§ Supplied records:
▼
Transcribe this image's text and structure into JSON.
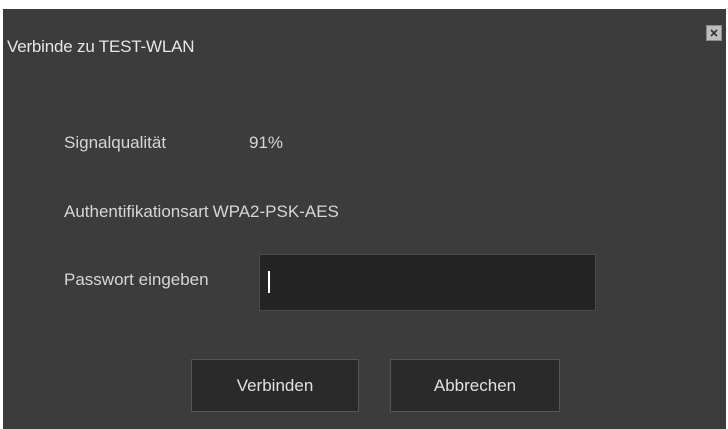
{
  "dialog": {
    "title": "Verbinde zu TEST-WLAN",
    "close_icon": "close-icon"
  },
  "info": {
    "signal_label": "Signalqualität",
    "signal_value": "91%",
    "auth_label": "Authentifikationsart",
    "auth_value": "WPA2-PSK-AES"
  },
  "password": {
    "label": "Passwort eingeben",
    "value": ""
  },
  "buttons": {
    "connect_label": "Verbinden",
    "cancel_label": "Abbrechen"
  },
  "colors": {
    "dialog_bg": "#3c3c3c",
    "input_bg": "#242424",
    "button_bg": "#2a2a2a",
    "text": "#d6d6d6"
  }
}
▲
§ Problem description:
Retype the data above exactly; pictures are not part of the copy.

§ The answer:
Transcribe this image's text and structure into JSON.
{
  "dialog": {
    "title": "Verbinde zu TEST-WLAN",
    "close_icon": "close-icon"
  },
  "info": {
    "signal_label": "Signalqualität",
    "signal_value": "91%",
    "auth_label": "Authentifikationsart",
    "auth_value": "WPA2-PSK-AES"
  },
  "password": {
    "label": "Passwort eingeben",
    "value": ""
  },
  "buttons": {
    "connect_label": "Verbinden",
    "cancel_label": "Abbrechen"
  },
  "colors": {
    "dialog_bg": "#3c3c3c",
    "input_bg": "#242424",
    "button_bg": "#2a2a2a",
    "text": "#d6d6d6"
  }
}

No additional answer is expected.